— TASK DATA —
────

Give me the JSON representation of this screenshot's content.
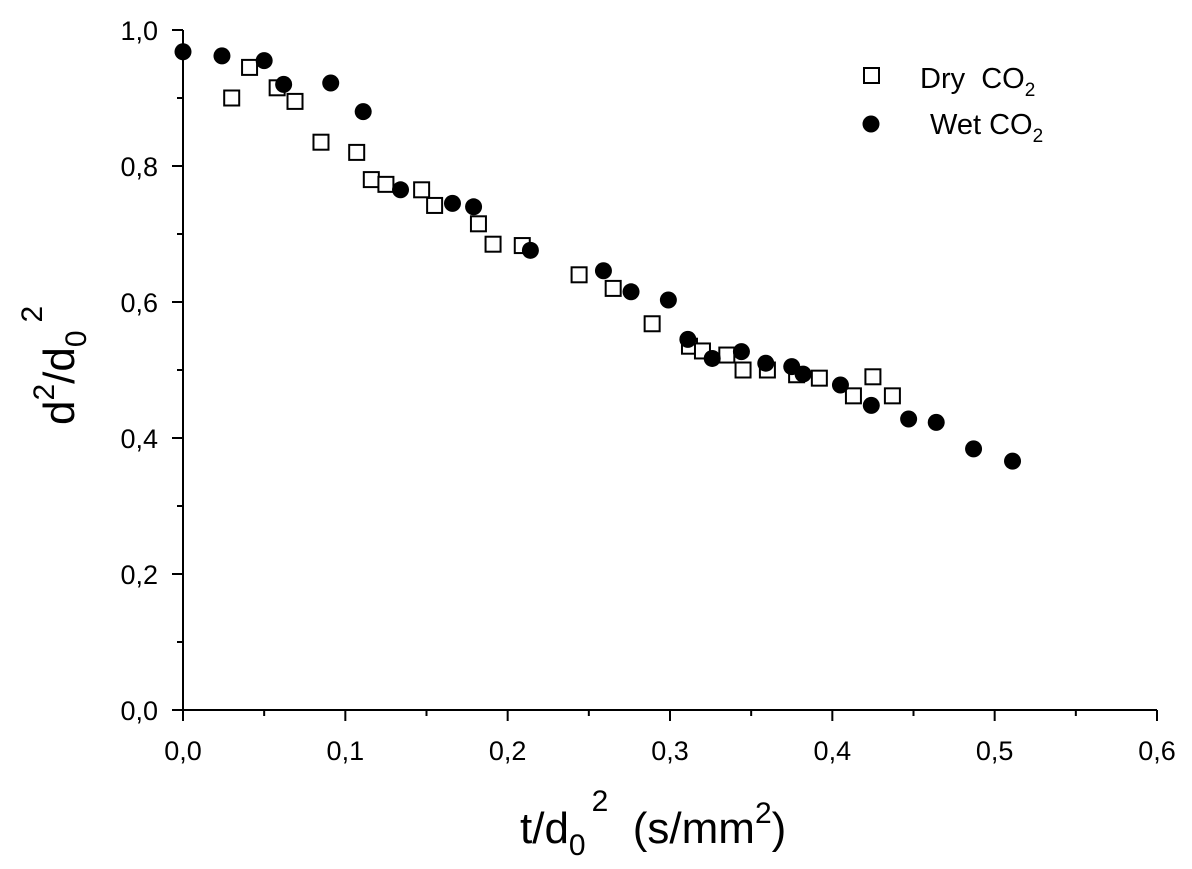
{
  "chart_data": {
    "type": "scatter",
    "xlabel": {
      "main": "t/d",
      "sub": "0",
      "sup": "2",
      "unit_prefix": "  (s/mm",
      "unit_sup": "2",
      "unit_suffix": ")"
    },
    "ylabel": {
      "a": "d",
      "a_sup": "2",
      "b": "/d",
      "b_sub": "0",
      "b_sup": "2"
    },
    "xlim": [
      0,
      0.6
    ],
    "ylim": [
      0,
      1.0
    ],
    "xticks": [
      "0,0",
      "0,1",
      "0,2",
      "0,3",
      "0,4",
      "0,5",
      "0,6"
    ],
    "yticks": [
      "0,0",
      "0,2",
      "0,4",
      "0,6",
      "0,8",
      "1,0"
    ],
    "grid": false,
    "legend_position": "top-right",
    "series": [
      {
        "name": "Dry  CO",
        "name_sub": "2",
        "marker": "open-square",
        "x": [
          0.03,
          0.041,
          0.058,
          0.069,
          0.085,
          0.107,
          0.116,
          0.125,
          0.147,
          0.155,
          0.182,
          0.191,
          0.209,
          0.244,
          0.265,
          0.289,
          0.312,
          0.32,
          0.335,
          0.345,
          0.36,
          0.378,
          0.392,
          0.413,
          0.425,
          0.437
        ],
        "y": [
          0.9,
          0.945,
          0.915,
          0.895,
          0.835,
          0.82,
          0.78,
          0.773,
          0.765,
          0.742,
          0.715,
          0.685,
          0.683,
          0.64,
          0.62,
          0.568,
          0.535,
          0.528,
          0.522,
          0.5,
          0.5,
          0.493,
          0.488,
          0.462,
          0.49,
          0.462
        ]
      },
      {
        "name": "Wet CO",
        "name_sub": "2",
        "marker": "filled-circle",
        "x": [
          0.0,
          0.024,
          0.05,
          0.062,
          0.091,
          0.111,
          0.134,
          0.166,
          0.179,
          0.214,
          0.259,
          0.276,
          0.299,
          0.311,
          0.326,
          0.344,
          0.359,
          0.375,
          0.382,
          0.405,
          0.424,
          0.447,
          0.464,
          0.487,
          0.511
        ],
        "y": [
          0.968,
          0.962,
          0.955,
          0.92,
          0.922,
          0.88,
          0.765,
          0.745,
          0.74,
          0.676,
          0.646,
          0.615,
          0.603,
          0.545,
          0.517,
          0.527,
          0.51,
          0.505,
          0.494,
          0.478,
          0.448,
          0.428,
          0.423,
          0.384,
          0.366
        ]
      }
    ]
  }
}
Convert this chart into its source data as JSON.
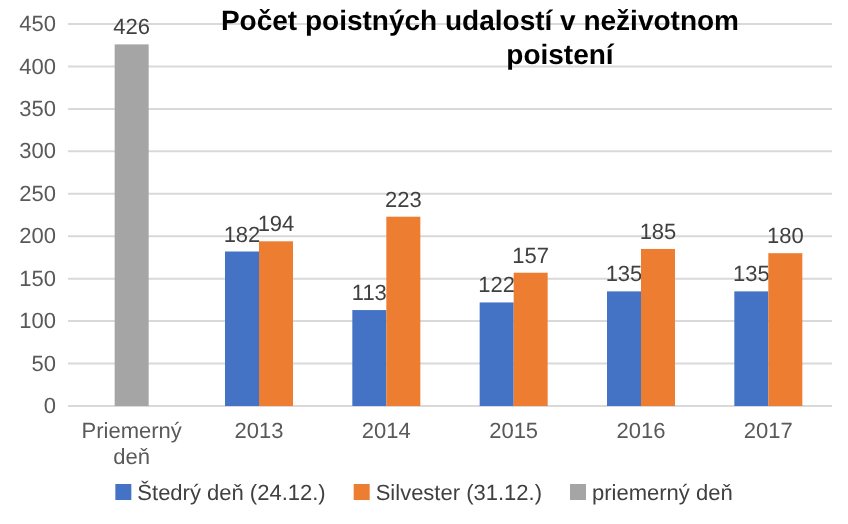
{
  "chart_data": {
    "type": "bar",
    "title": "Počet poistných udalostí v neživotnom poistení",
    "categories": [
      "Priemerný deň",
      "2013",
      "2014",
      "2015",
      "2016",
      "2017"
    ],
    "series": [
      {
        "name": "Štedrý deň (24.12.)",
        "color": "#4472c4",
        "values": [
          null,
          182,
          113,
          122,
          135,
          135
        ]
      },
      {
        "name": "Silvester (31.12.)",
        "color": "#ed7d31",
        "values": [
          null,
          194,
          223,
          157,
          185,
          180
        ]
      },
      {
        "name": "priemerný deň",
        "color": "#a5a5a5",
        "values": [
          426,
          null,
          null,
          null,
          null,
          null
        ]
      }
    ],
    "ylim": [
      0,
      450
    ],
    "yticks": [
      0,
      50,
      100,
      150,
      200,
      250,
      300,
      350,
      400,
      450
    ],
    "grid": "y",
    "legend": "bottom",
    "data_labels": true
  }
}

────

— DIRECTIONS FOR THIS TASK —
Except for the pictures, reproduce every line exactly.

— ANSWER —
Give me the JSON representation of this screenshot's content.
{
  "chart_data": {
    "type": "scatter",
    "xlabel": {
      "main": "t/d",
      "sub": "0",
      "sup": "2",
      "unit_prefix": "  (s/mm",
      "unit_sup": "2",
      "unit_suffix": ")"
    },
    "ylabel": {
      "a": "d",
      "a_sup": "2",
      "b": "/d",
      "b_sub": "0",
      "b_sup": "2"
    },
    "xlim": [
      0,
      0.6
    ],
    "ylim": [
      0,
      1.0
    ],
    "xticks": [
      "0,0",
      "0,1",
      "0,2",
      "0,3",
      "0,4",
      "0,5",
      "0,6"
    ],
    "yticks": [
      "0,0",
      "0,2",
      "0,4",
      "0,6",
      "0,8",
      "1,0"
    ],
    "grid": false,
    "legend_position": "top-right",
    "series": [
      {
        "name": "Dry  CO",
        "name_sub": "2",
        "marker": "open-square",
        "x": [
          0.03,
          0.041,
          0.058,
          0.069,
          0.085,
          0.107,
          0.116,
          0.125,
          0.147,
          0.155,
          0.182,
          0.191,
          0.209,
          0.244,
          0.265,
          0.289,
          0.312,
          0.32,
          0.335,
          0.345,
          0.36,
          0.378,
          0.392,
          0.413,
          0.425,
          0.437
        ],
        "y": [
          0.9,
          0.945,
          0.915,
          0.895,
          0.835,
          0.82,
          0.78,
          0.773,
          0.765,
          0.742,
          0.715,
          0.685,
          0.683,
          0.64,
          0.62,
          0.568,
          0.535,
          0.528,
          0.522,
          0.5,
          0.5,
          0.493,
          0.488,
          0.462,
          0.49,
          0.462
        ]
      },
      {
        "name": "Wet CO",
        "name_sub": "2",
        "marker": "filled-circle",
        "x": [
          0.0,
          0.024,
          0.05,
          0.062,
          0.091,
          0.111,
          0.134,
          0.166,
          0.179,
          0.214,
          0.259,
          0.276,
          0.299,
          0.311,
          0.326,
          0.344,
          0.359,
          0.375,
          0.382,
          0.405,
          0.424,
          0.447,
          0.464,
          0.487,
          0.511
        ],
        "y": [
          0.968,
          0.962,
          0.955,
          0.92,
          0.922,
          0.88,
          0.765,
          0.745,
          0.74,
          0.676,
          0.646,
          0.615,
          0.603,
          0.545,
          0.517,
          0.527,
          0.51,
          0.505,
          0.494,
          0.478,
          0.448,
          0.428,
          0.423,
          0.384,
          0.366
        ]
      }
    ]
  }
}
Convert this chart into its source data as JSON.
{
  "chart_data": {
    "type": "bar",
    "title": "Počet poistných udalostí v neživotnom poistení",
    "categories": [
      "Priemerný deň",
      "2013",
      "2014",
      "2015",
      "2016",
      "2017"
    ],
    "series": [
      {
        "name": "Štedrý deň (24.12.)",
        "color": "#4472c4",
        "values": [
          null,
          182,
          113,
          122,
          135,
          135
        ]
      },
      {
        "name": "Silvester (31.12.)",
        "color": "#ed7d31",
        "values": [
          null,
          194,
          223,
          157,
          185,
          180
        ]
      },
      {
        "name": "priemerný deň",
        "color": "#a5a5a5",
        "values": [
          426,
          null,
          null,
          null,
          null,
          null
        ]
      }
    ],
    "ylim": [
      0,
      450
    ],
    "yticks": [
      0,
      50,
      100,
      150,
      200,
      250,
      300,
      350,
      400,
      450
    ],
    "grid": "y",
    "legend": "bottom",
    "data_labels": true
  }
}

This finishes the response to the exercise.